------ SUPPLIED ENTRIES ------
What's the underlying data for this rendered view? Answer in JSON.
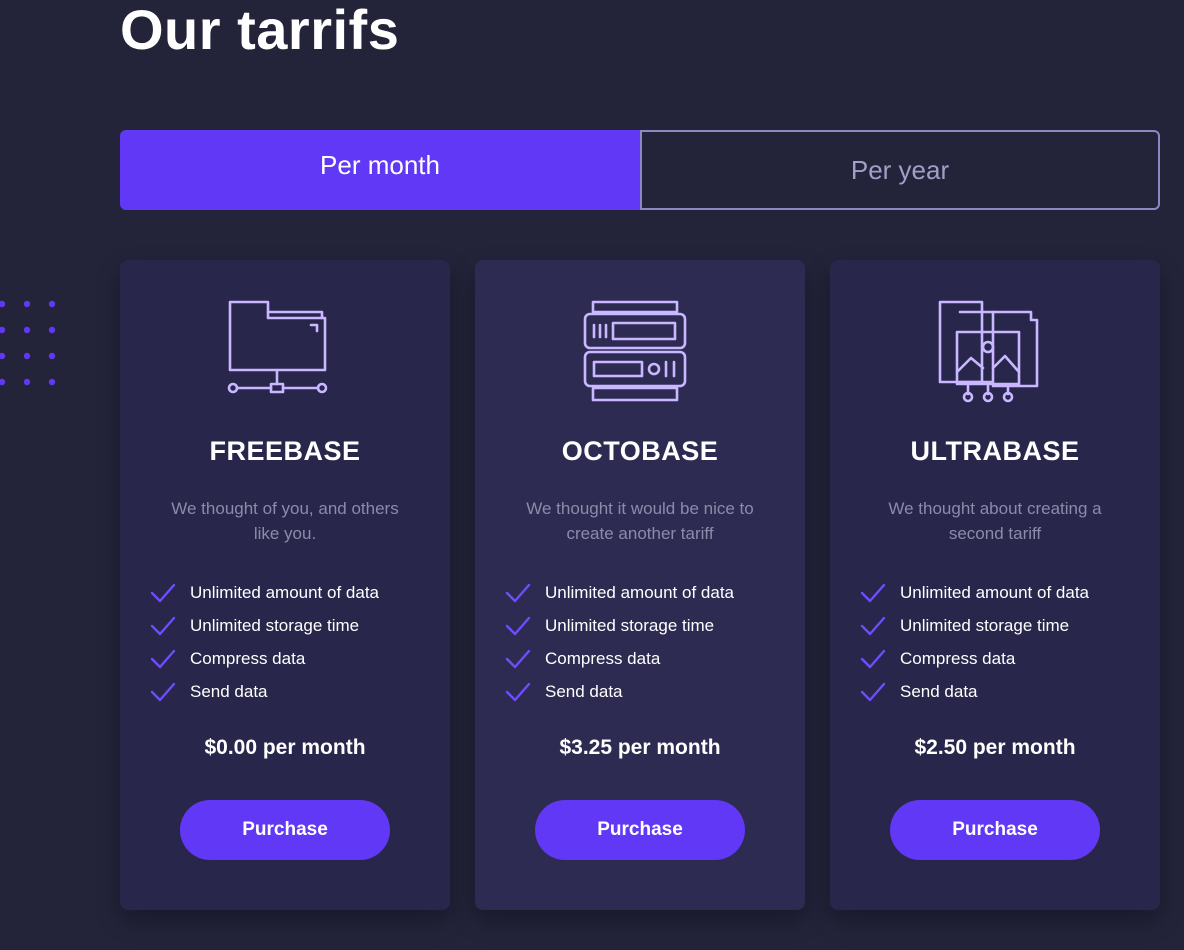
{
  "page": {
    "title": "Our tarrifs"
  },
  "billing_toggle": {
    "options": [
      {
        "label": "Per month",
        "selected": true
      },
      {
        "label": "Per year",
        "selected": false
      }
    ]
  },
  "plans": [
    {
      "name": "FREEBASE",
      "description": "We thought of you, and others like you.",
      "icon": "folder-network-icon",
      "features": [
        "Unlimited amount of data",
        "Unlimited storage time",
        "Compress data",
        "Send data"
      ],
      "price": "$0.00 per month",
      "button_label": "Purchase"
    },
    {
      "name": "OCTOBASE",
      "description": "We thought it would be nice to create another tariff",
      "icon": "server-icon",
      "features": [
        "Unlimited amount of data",
        "Unlimited storage time",
        "Compress data",
        "Send data"
      ],
      "price": "$3.25 per month",
      "button_label": "Purchase"
    },
    {
      "name": "ULTRABASE",
      "description": "We thought about creating a second tariff",
      "icon": "image-folders-icon",
      "features": [
        "Unlimited amount of data",
        "Unlimited storage time",
        "Compress data",
        "Send data"
      ],
      "price": "$2.50 per month",
      "button_label": "Purchase"
    }
  ],
  "colors": {
    "background": "#23233a",
    "card": "#28264a",
    "card_highlight": "#2e2b52",
    "accent": "#6138f5",
    "icon_stroke": "#c9b8ff",
    "muted_text": "#8d8aaa"
  }
}
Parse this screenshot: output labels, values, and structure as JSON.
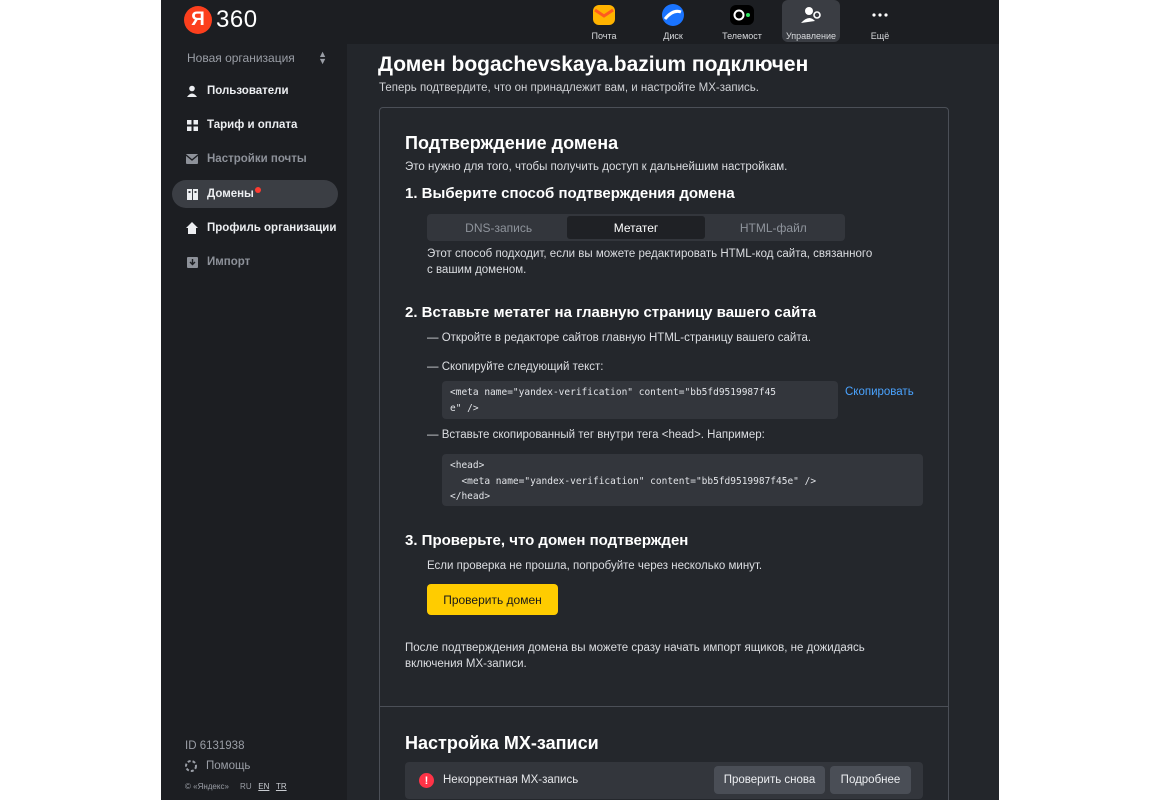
{
  "colors": {
    "accent_yellow": "#ffcc00",
    "link_blue": "#4aa3ff",
    "alert_red": "#ff3347",
    "brand_red": "#fc3f1d",
    "background": "#23262b",
    "sidebar_bg": "#1c1e22"
  },
  "brand": {
    "logo_letter": "Я",
    "logo_number": "360"
  },
  "topnav": [
    {
      "label": "Почта",
      "icon": "mail-icon"
    },
    {
      "label": "Диск",
      "icon": "disk-icon"
    },
    {
      "label": "Телемост",
      "icon": "telemost-icon"
    },
    {
      "label": "Управление",
      "icon": "admin-icon",
      "active": true
    },
    {
      "label": "Ещё",
      "icon": "more-icon"
    }
  ],
  "sidebar": {
    "org_name": "Новая организация",
    "items": [
      {
        "label": "Пользователи",
        "icon": "user-icon"
      },
      {
        "label": "Тариф и оплата",
        "icon": "grid-icon"
      },
      {
        "label": "Настройки почты",
        "icon": "envelope-icon",
        "dim": true
      },
      {
        "label": "Домены",
        "icon": "domains-icon",
        "active": true,
        "notification_dot": true
      },
      {
        "label": "Профиль организации",
        "icon": "home-icon"
      },
      {
        "label": "Импорт",
        "icon": "import-icon",
        "dim": true
      }
    ],
    "footer": {
      "id_text": "ID 6131938",
      "help_label": "Помощь",
      "copyright": "© «Яндекс»",
      "languages": [
        "RU",
        "EN",
        "TR"
      ]
    }
  },
  "page": {
    "title": "Домен bogachevskaya.bazium подключен",
    "subtitle": "Теперь подтвердите, что он принадлежит вам, и настройте MX-запись."
  },
  "verification": {
    "heading": "Подтверждение домена",
    "intro": "Это нужно для того, чтобы получить доступ к дальнейшим настройкам.",
    "step1": {
      "title": "1.  Выберите способ подтверждения домена",
      "tabs": [
        "DNS-запись",
        "Метатег",
        "HTML-файл"
      ],
      "active_tab": "Метатег",
      "description_line1": "Этот способ подходит, если вы можете редактировать HTML-код сайта, связанного",
      "description_line2": "с вашим доменом."
    },
    "step2": {
      "title": "2.  Вставьте метатег на главную страницу вашего сайта",
      "instruction1": "— Откройте в редакторе сайтов главную HTML-страницу вашего сайта.",
      "instruction2": "— Скопируйте следующий текст:",
      "meta_code": "<meta name=\"yandex-verification\" content=\"bb5fd9519987f45\ne\" />",
      "copy_label": "Скопировать",
      "instruction3": "— Вставьте скопированный тег внутри тега <head>. Например:",
      "example_code": "<head>\n  <meta name=\"yandex-verification\" content=\"bb5fd9519987f45e\" />\n</head>"
    },
    "step3": {
      "title": "3.  Проверьте, что домен подтвержден",
      "hint": "Если проверка не прошла, попробуйте через несколько минут.",
      "button": "Проверить домен"
    },
    "after_note_line1": "После подтверждения домена вы можете сразу начать импорт ящиков, не дожидаясь",
    "after_note_line2": "включения MX-записи."
  },
  "mx": {
    "heading": "Настройка MX-записи",
    "alert_icon": "alert-icon",
    "alert_text": "Некорректная MX-запись",
    "recheck_button": "Проверить снова",
    "details_button": "Подробнее"
  }
}
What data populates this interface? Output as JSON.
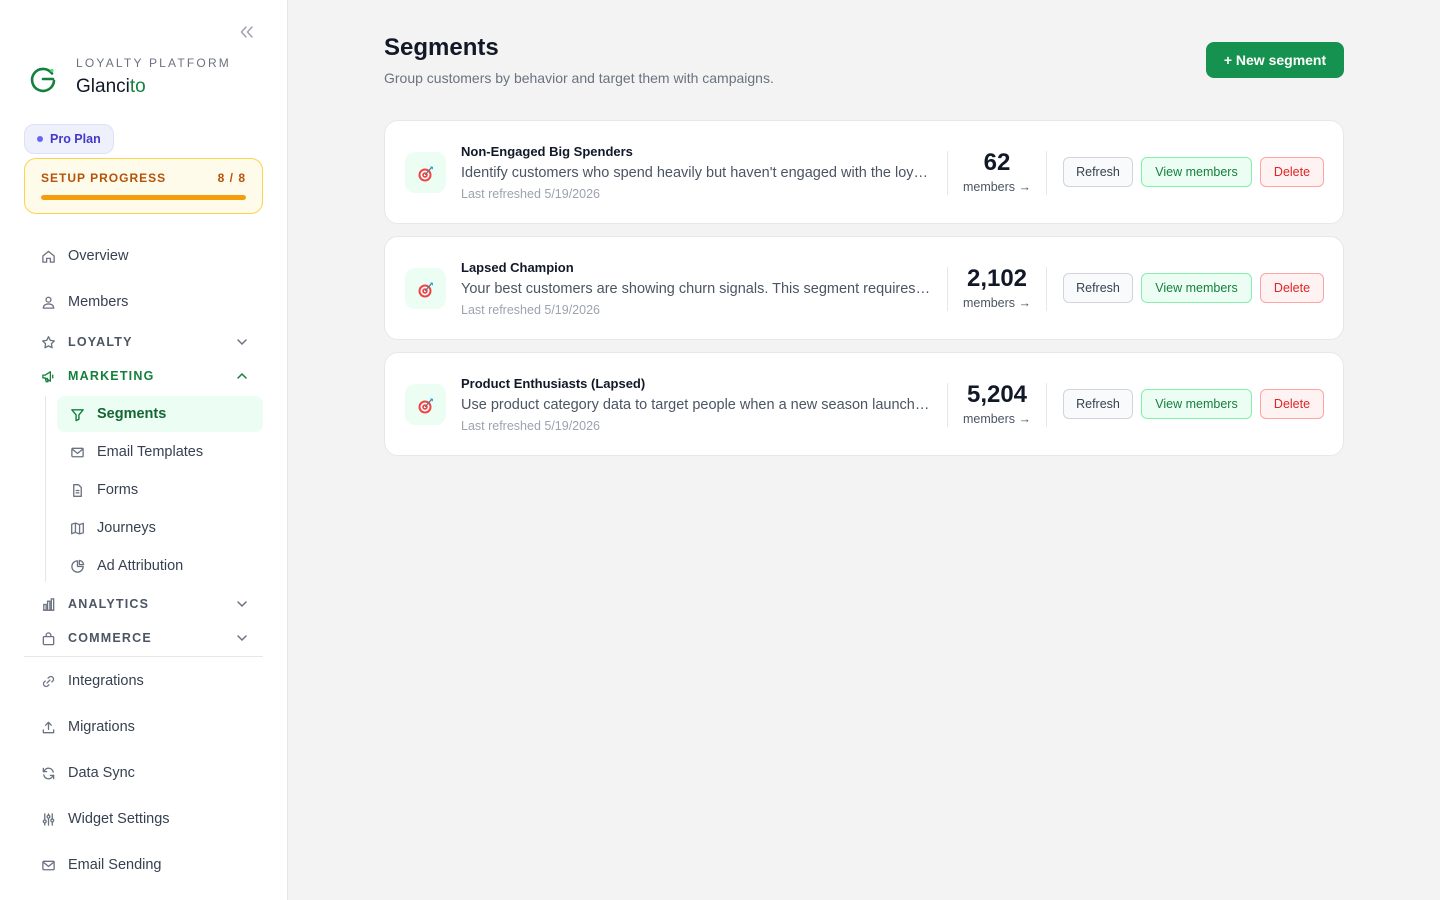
{
  "brand": {
    "eyebrow": "LOYALTY PLATFORM",
    "name_main": "Glanci",
    "name_accent": "to"
  },
  "plan": {
    "label": "Pro Plan"
  },
  "setup": {
    "label": "SETUP PROGRESS",
    "count": "8 / 8",
    "progress": 1.0
  },
  "nav": {
    "overview": "Overview",
    "members": "Members",
    "loyalty": "LOYALTY",
    "marketing": "MARKETING",
    "sub": {
      "segments": "Segments",
      "email_templates": "Email Templates",
      "forms": "Forms",
      "journeys": "Journeys",
      "ad_attribution": "Ad Attribution"
    },
    "analytics": "ANALYTICS",
    "commerce": "COMMERCE",
    "integrations": "Integrations",
    "migrations": "Migrations",
    "data_sync": "Data Sync",
    "widget_settings": "Widget Settings",
    "email_sending": "Email Sending"
  },
  "page": {
    "title": "Segments",
    "subtitle": "Group customers by behavior and target them with campaigns.",
    "new_button": "+ New segment"
  },
  "segments": [
    {
      "name": "Non-Engaged Big Spenders",
      "description": "Identify customers who spend heavily but haven't engaged with the loyalty program yet.",
      "refreshed": "Last refreshed 5/19/2026",
      "count": "62",
      "count_label": "members →",
      "refresh": "Refresh",
      "view": "View members",
      "delete": "Delete"
    },
    {
      "name": "Lapsed Champion",
      "description": "Your best customers are showing churn signals. This segment requires immediate attention.",
      "refreshed": "Last refreshed 5/19/2026",
      "count": "2,102",
      "count_label": "members →",
      "refresh": "Refresh",
      "view": "View members",
      "delete": "Delete"
    },
    {
      "name": "Product Enthusiasts (Lapsed)",
      "description": "Use product category data to target people when a new season launches in their category.",
      "refreshed": "Last refreshed 5/19/2026",
      "count": "5,204",
      "count_label": "members →",
      "refresh": "Refresh",
      "view": "View members",
      "delete": "Delete"
    }
  ]
}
------
== GIVEN EXERCISE ==
Copy every record above exactly as written, but leave out the pictures.

== EXERCISE OUTPUT ==
What's the underlying data for this rendered view? Answer in JSON.
{
  "page": {
    "title": "Our tarrifs"
  },
  "billing_toggle": {
    "options": [
      {
        "label": "Per month",
        "selected": true
      },
      {
        "label": "Per year",
        "selected": false
      }
    ]
  },
  "plans": [
    {
      "name": "FREEBASE",
      "description": "We thought of you, and others like you.",
      "icon": "folder-network-icon",
      "features": [
        "Unlimited amount of data",
        "Unlimited storage time",
        "Compress data",
        "Send data"
      ],
      "price": "$0.00 per month",
      "button_label": "Purchase"
    },
    {
      "name": "OCTOBASE",
      "description": "We thought it would be nice to create another tariff",
      "icon": "server-icon",
      "features": [
        "Unlimited amount of data",
        "Unlimited storage time",
        "Compress data",
        "Send data"
      ],
      "price": "$3.25 per month",
      "button_label": "Purchase"
    },
    {
      "name": "ULTRABASE",
      "description": "We thought about creating a second tariff",
      "icon": "image-folders-icon",
      "features": [
        "Unlimited amount of data",
        "Unlimited storage time",
        "Compress data",
        "Send data"
      ],
      "price": "$2.50 per month",
      "button_label": "Purchase"
    }
  ],
  "colors": {
    "background": "#23233a",
    "card": "#28264a",
    "card_highlight": "#2e2b52",
    "accent": "#6138f5",
    "icon_stroke": "#c9b8ff",
    "muted_text": "#8d8aaa"
  }
}
Parse this screenshot: output labels, values, and structure as JSON.
{
  "colors": {
    "accent_yellow": "#ffcc00",
    "link_blue": "#4aa3ff",
    "alert_red": "#ff3347",
    "brand_red": "#fc3f1d",
    "background": "#23262b",
    "sidebar_bg": "#1c1e22"
  },
  "brand": {
    "logo_letter": "Я",
    "logo_number": "360"
  },
  "topnav": [
    {
      "label": "Почта",
      "icon": "mail-icon"
    },
    {
      "label": "Диск",
      "icon": "disk-icon"
    },
    {
      "label": "Телемост",
      "icon": "telemost-icon"
    },
    {
      "label": "Управление",
      "icon": "admin-icon",
      "active": true
    },
    {
      "label": "Ещё",
      "icon": "more-icon"
    }
  ],
  "sidebar": {
    "org_name": "Новая организация",
    "items": [
      {
        "label": "Пользователи",
        "icon": "user-icon"
      },
      {
        "label": "Тариф и оплата",
        "icon": "grid-icon"
      },
      {
        "label": "Настройки почты",
        "icon": "envelope-icon",
        "dim": true
      },
      {
        "label": "Домены",
        "icon": "domains-icon",
        "active": true,
        "notification_dot": true
      },
      {
        "label": "Профиль организации",
        "icon": "home-icon"
      },
      {
        "label": "Импорт",
        "icon": "import-icon",
        "dim": true
      }
    ],
    "footer": {
      "id_text": "ID 6131938",
      "help_label": "Помощь",
      "copyright": "© «Яндекс»",
      "languages": [
        "RU",
        "EN",
        "TR"
      ]
    }
  },
  "page": {
    "title": "Домен bogachevskaya.bazium подключен",
    "subtitle": "Теперь подтвердите, что он принадлежит вам, и настройте MX-запись."
  },
  "verification": {
    "heading": "Подтверждение домена",
    "intro": "Это нужно для того, чтобы получить доступ к дальнейшим настройкам.",
    "step1": {
      "title": "1.  Выберите способ подтверждения домена",
      "tabs": [
        "DNS-запись",
        "Метатег",
        "HTML-файл"
      ],
      "active_tab": "Метатег",
      "description_line1": "Этот способ подходит, если вы можете редактировать HTML-код сайта, связанного",
      "description_line2": "с вашим доменом."
    },
    "step2": {
      "title": "2.  Вставьте метатег на главную страницу вашего сайта",
      "instruction1": "— Откройте в редакторе сайтов главную HTML-страницу вашего сайта.",
      "instruction2": "— Скопируйте следующий текст:",
      "meta_code": "<meta name=\"yandex-verification\" content=\"bb5fd9519987f45\ne\" />",
      "copy_label": "Скопировать",
      "instruction3": "— Вставьте скопированный тег внутри тега <head>. Например:",
      "example_code": "<head>\n  <meta name=\"yandex-verification\" content=\"bb5fd9519987f45e\" />\n</head>"
    },
    "step3": {
      "title": "3.  Проверьте, что домен подтвержден",
      "hint": "Если проверка не прошла, попробуйте через несколько минут.",
      "button": "Проверить домен"
    },
    "after_note_line1": "После подтверждения домена вы можете сразу начать импорт ящиков, не дожидаясь",
    "after_note_line2": "включения MX-записи."
  },
  "mx": {
    "heading": "Настройка MX-записи",
    "alert_icon": "alert-icon",
    "alert_text": "Некорректная MX-запись",
    "recheck_button": "Проверить снова",
    "details_button": "Подробнее"
  }
}
What data populates this interface? Output as JSON.
{
  "brand": {
    "eyebrow": "LOYALTY PLATFORM",
    "name_main": "Glanci",
    "name_accent": "to"
  },
  "plan": {
    "label": "Pro Plan"
  },
  "setup": {
    "label": "SETUP PROGRESS",
    "count": "8 / 8",
    "progress": 1.0
  },
  "nav": {
    "overview": "Overview",
    "members": "Members",
    "loyalty": "LOYALTY",
    "marketing": "MARKETING",
    "sub": {
      "segments": "Segments",
      "email_templates": "Email Templates",
      "forms": "Forms",
      "journeys": "Journeys",
      "ad_attribution": "Ad Attribution"
    },
    "analytics": "ANALYTICS",
    "commerce": "COMMERCE",
    "integrations": "Integrations",
    "migrations": "Migrations",
    "data_sync": "Data Sync",
    "widget_settings": "Widget Settings",
    "email_sending": "Email Sending"
  },
  "page": {
    "title": "Segments",
    "subtitle": "Group customers by behavior and target them with campaigns.",
    "new_button": "+ New segment"
  },
  "segments": [
    {
      "name": "Non-Engaged Big Spenders",
      "description": "Identify customers who spend heavily but haven't engaged with the loyalty program yet.",
      "refreshed": "Last refreshed 5/19/2026",
      "count": "62",
      "count_label": "members →",
      "refresh": "Refresh",
      "view": "View members",
      "delete": "Delete"
    },
    {
      "name": "Lapsed Champion",
      "description": "Your best customers are showing churn signals. This segment requires immediate attention.",
      "refreshed": "Last refreshed 5/19/2026",
      "count": "2,102",
      "count_label": "members →",
      "refresh": "Refresh",
      "view": "View members",
      "delete": "Delete"
    },
    {
      "name": "Product Enthusiasts (Lapsed)",
      "description": "Use product category data to target people when a new season launches in their category.",
      "refreshed": "Last refreshed 5/19/2026",
      "count": "5,204",
      "count_label": "members →",
      "refresh": "Refresh",
      "view": "View members",
      "delete": "Delete"
    }
  ]
}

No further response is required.